GIVEN REQUEST:
Count the lines of the listing below that contain the string "most". Give only the number.

Records
--- Start ---
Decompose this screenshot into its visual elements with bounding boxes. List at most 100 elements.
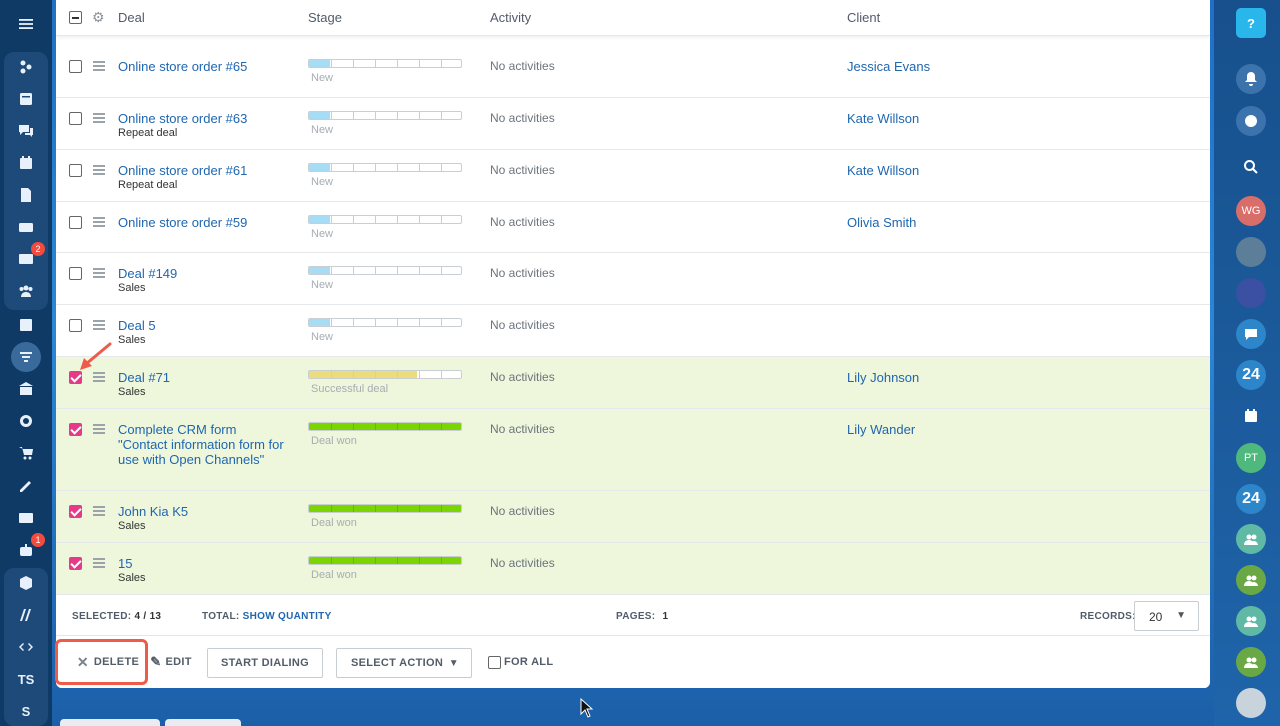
avatar-group-photo[interactable]: [1236, 278, 1266, 308]
table-row[interactable]: Online store order #65 New No activities Je…: [56, 46, 1210, 98]
group-avatar-icon-4[interactable]: [1236, 647, 1266, 677]
table-row[interactable]: Online store order #63 Repeat deal New No a…: [56, 98, 1210, 150]
cart-icon[interactable]: [11, 438, 41, 468]
drag-handle-icon[interactable]: [93, 268, 105, 280]
stage-progress-bar[interactable]: [308, 215, 462, 224]
row-checkbox[interactable]: [69, 112, 82, 125]
column-header-client[interactable]: Client: [847, 10, 880, 25]
drag-handle-icon[interactable]: [93, 61, 105, 73]
stage-progress-bar[interactable]: [308, 266, 462, 275]
bitrix24-icon-2[interactable]: 24: [1236, 484, 1266, 514]
deal-title-link[interactable]: 15: [118, 556, 288, 571]
start-dialing-button[interactable]: START DIALING: [207, 648, 323, 678]
client-link[interactable]: Olivia Smith: [847, 215, 916, 230]
deal-title-link[interactable]: Online store order #61: [118, 163, 288, 178]
bitrix24-icon[interactable]: 24: [1236, 360, 1266, 390]
mail-icon[interactable]: 2: [11, 242, 45, 274]
avatar-wg[interactable]: WG: [1236, 196, 1266, 226]
group-avatar-icon[interactable]: [1236, 524, 1266, 554]
drag-handle-icon[interactable]: [93, 217, 105, 229]
deal-title-link[interactable]: Online store order #59: [118, 215, 288, 230]
deal-title-link[interactable]: Complete CRM form "Contact information f…: [118, 422, 288, 467]
edit-button[interactable]: ✎ EDIT: [148, 647, 194, 677]
drag-handle-icon[interactable]: [93, 113, 105, 125]
row-checkbox[interactable]: [69, 319, 82, 332]
messenger-icon[interactable]: [1236, 106, 1266, 136]
box-icon[interactable]: [11, 568, 41, 598]
row-checkbox[interactable]: [69, 423, 82, 436]
chat-icon[interactable]: [11, 116, 41, 146]
show-quantity-link[interactable]: SHOW QUANTITY: [243, 611, 332, 622]
calendar-icon[interactable]: [1236, 401, 1266, 431]
checkbox-task-icon[interactable]: [11, 310, 41, 340]
row-checkbox[interactable]: [69, 557, 82, 570]
column-header-activity[interactable]: Activity: [490, 10, 531, 25]
deal-title-link[interactable]: Deal #149: [118, 266, 288, 281]
avatar-user-photo[interactable]: [1236, 237, 1266, 267]
deal-title-link[interactable]: Online store order #65: [118, 59, 288, 74]
avatar-user-photo-2[interactable]: [1236, 688, 1266, 718]
stage-progress-bar[interactable]: [308, 370, 462, 379]
feed-icon[interactable]: [11, 52, 41, 82]
table-row[interactable]: Deal #149 Sales New No activities: [56, 253, 1210, 305]
stage-progress-bar[interactable]: [308, 59, 462, 68]
client-link[interactable]: Jessica Evans: [847, 59, 930, 74]
employees-icon[interactable]: [11, 276, 41, 306]
stage-progress-bar[interactable]: [308, 318, 462, 327]
stage-progress-bar[interactable]: [308, 111, 462, 120]
group-avatar-icon-2[interactable]: [1236, 565, 1266, 595]
row-checkbox[interactable]: [69, 164, 82, 177]
bottom-tab-2[interactable]: [165, 719, 241, 726]
row-checkbox[interactable]: [69, 60, 82, 73]
contact-card-icon[interactable]: [11, 503, 41, 533]
row-checkbox[interactable]: [69, 216, 82, 229]
bell-icon[interactable]: [1236, 64, 1266, 94]
client-link[interactable]: Lily Wander: [847, 422, 915, 437]
select-all-checkbox[interactable]: [69, 11, 82, 24]
client-link[interactable]: Kate Willson: [847, 163, 919, 178]
group-chat-icon[interactable]: [1236, 319, 1266, 349]
stage-progress-bar[interactable]: [308, 163, 462, 172]
deal-title-link[interactable]: John Kia K5: [118, 504, 288, 519]
table-row[interactable]: Deal #71 Sales Successful deal No activitie…: [56, 357, 1210, 409]
help-icon[interactable]: ?: [1236, 8, 1266, 38]
row-checkbox[interactable]: [69, 505, 82, 518]
stage-progress-bar[interactable]: [308, 422, 462, 431]
table-row[interactable]: John Kia K5 Sales Deal won No activities: [56, 491, 1210, 543]
ts-item[interactable]: TS: [11, 664, 41, 694]
select-action-dropdown[interactable]: SELECT ACTION ▼: [336, 648, 472, 678]
market-icon[interactable]: [11, 600, 41, 630]
table-row[interactable]: Online store order #61 Repeat deal New No a…: [56, 150, 1210, 202]
bottom-tab[interactable]: [60, 719, 160, 726]
for-all-checkbox[interactable]: [488, 656, 501, 669]
drag-handle-icon[interactable]: [93, 165, 105, 177]
drag-handle-icon[interactable]: [93, 320, 105, 332]
document-icon[interactable]: [11, 180, 41, 210]
deal-title-link[interactable]: Online store order #63: [118, 111, 288, 126]
robot-icon[interactable]: 1: [11, 533, 45, 565]
drag-handle-icon[interactable]: [93, 558, 105, 570]
drag-handle-icon[interactable]: [93, 506, 105, 518]
calendar-icon[interactable]: [11, 148, 41, 178]
row-checkbox[interactable]: [69, 267, 82, 280]
table-row[interactable]: Complete CRM form "Contact information f…: [56, 409, 1210, 491]
drag-handle-icon[interactable]: [93, 424, 105, 436]
column-header-deal[interactable]: Deal: [118, 10, 145, 25]
target-icon[interactable]: [11, 406, 41, 436]
client-link[interactable]: Kate Willson: [847, 111, 919, 126]
deal-title-link[interactable]: Deal 5: [118, 318, 288, 333]
deal-title-link[interactable]: Deal #71: [118, 370, 288, 385]
search-icon[interactable]: [1236, 152, 1266, 182]
drive-icon[interactable]: [11, 212, 41, 242]
column-header-stage[interactable]: Stage: [308, 10, 342, 25]
stage-progress-bar[interactable]: [308, 556, 462, 565]
code-icon[interactable]: [11, 632, 41, 662]
client-link[interactable]: Lily Johnson: [847, 370, 919, 385]
avatar-pt[interactable]: PT: [1236, 443, 1266, 473]
gear-icon[interactable]: ⚙: [92, 9, 105, 26]
sign-icon[interactable]: [11, 470, 41, 500]
menu-icon[interactable]: [11, 9, 41, 39]
table-row[interactable]: 15 Sales Deal won No activities: [56, 543, 1210, 595]
crm-funnel-icon[interactable]: [11, 342, 41, 372]
table-row[interactable]: Online store order #59 New No activities Ol…: [56, 202, 1210, 253]
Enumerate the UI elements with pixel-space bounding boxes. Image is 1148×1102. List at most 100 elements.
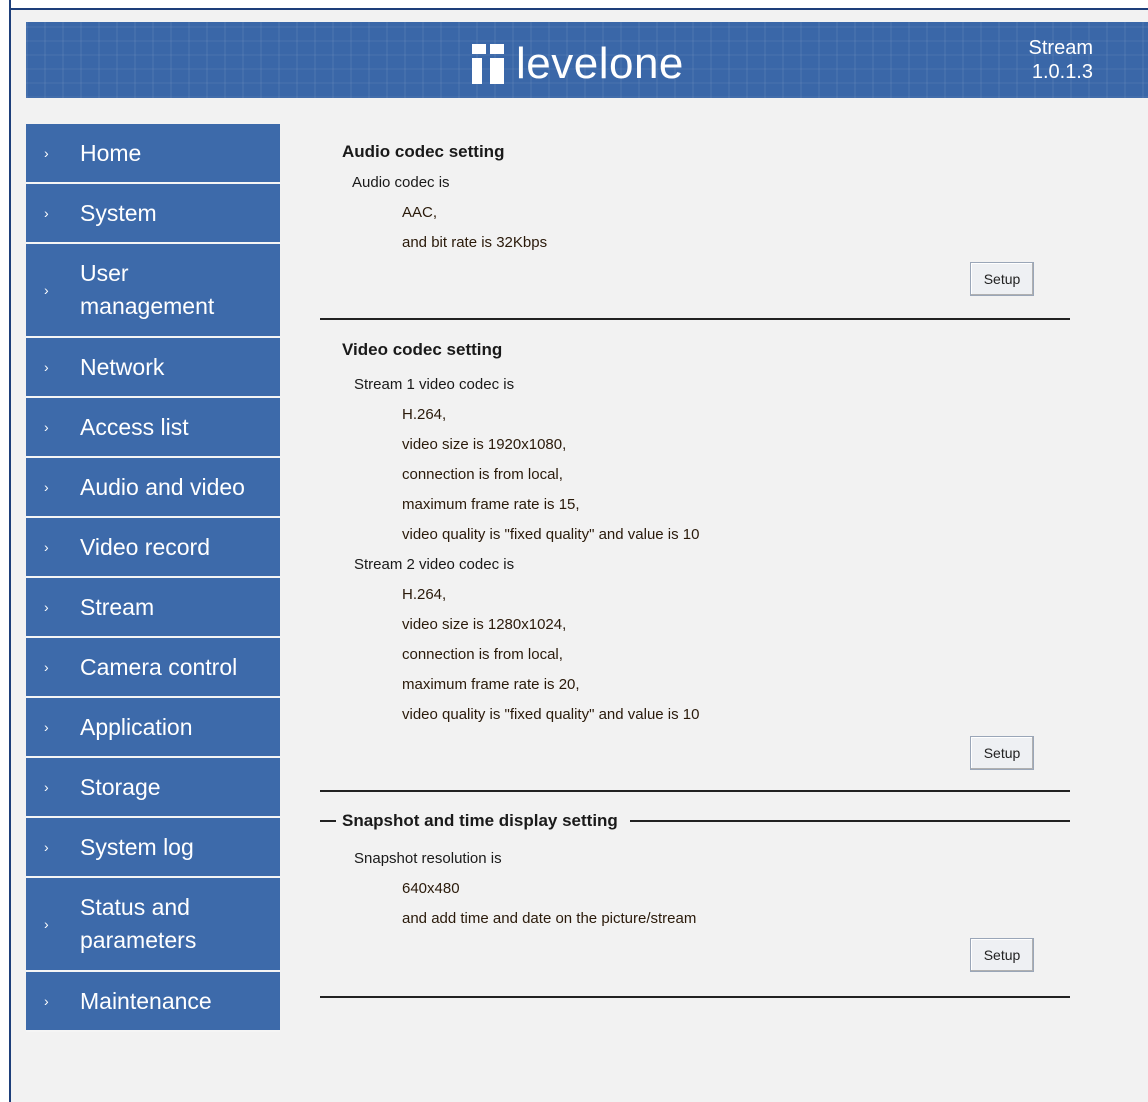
--- End ---
RESPONSE TO THE EXERCISE:
2